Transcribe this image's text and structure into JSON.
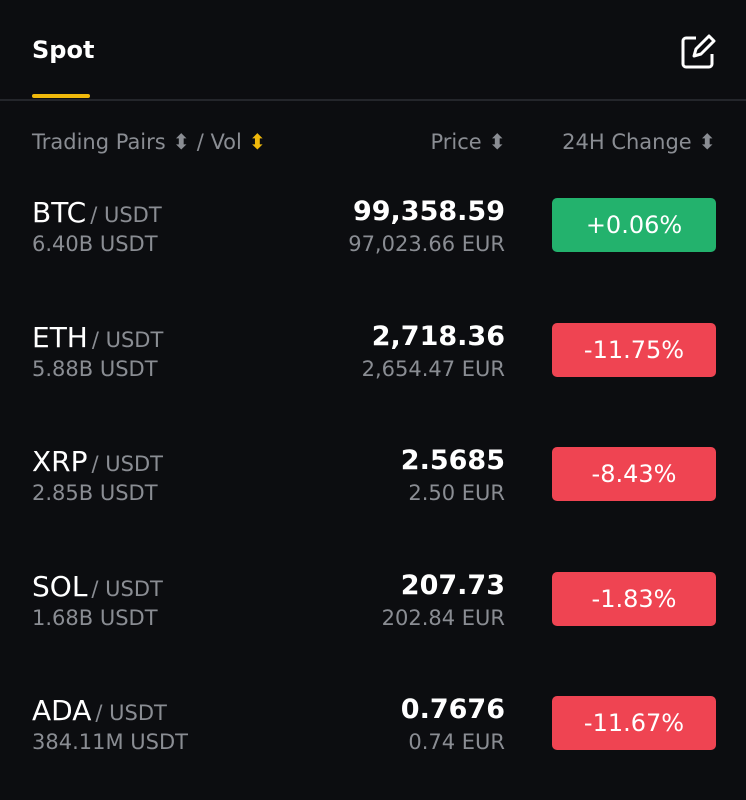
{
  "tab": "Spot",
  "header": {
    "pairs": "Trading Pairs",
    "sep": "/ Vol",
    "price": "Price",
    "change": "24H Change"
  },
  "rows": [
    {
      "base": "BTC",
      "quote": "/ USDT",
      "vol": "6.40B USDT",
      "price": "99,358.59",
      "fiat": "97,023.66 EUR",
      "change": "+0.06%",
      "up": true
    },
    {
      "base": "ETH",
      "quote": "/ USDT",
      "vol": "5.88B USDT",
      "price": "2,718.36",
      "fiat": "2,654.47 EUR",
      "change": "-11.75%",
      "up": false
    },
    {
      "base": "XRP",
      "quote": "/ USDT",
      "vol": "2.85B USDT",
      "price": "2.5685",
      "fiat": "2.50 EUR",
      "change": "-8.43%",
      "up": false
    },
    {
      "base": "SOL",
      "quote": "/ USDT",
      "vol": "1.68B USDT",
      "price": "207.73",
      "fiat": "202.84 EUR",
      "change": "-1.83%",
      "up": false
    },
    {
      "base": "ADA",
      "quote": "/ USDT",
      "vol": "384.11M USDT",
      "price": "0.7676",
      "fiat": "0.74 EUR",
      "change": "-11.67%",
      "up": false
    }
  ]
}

==

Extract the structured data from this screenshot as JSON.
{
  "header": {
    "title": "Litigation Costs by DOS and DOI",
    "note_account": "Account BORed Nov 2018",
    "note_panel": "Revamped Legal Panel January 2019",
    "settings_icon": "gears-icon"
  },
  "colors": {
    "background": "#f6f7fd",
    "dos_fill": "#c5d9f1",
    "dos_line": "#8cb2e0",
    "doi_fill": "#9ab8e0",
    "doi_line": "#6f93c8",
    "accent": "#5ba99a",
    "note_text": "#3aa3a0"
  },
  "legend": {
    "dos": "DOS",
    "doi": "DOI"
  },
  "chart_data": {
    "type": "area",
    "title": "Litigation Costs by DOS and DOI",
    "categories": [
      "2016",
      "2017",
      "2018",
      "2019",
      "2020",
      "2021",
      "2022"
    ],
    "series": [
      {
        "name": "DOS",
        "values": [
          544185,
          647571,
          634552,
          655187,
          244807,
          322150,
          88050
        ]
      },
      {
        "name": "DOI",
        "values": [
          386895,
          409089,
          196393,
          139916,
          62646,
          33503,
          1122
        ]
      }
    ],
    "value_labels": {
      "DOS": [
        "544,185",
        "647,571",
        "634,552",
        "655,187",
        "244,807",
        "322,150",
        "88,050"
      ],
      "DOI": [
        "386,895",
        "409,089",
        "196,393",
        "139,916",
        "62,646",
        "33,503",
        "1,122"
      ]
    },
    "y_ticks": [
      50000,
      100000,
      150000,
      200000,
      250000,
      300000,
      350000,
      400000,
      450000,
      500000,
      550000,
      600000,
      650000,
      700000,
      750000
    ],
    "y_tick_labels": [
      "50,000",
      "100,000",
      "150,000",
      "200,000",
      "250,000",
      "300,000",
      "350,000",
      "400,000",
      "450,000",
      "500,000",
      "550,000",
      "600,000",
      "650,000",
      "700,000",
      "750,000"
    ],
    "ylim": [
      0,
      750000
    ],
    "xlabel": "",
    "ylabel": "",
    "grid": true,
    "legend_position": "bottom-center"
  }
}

■ **Exercise requirements**
All lines in the data that contain the word "change" should be copied.

■ **Output of the task**
    "change": "24H Change"
      "change": "+0.06%",
      "change": "-11.75%",
      "change": "-8.43%",
      "change": "-1.83%",
      "change": "-11.67%",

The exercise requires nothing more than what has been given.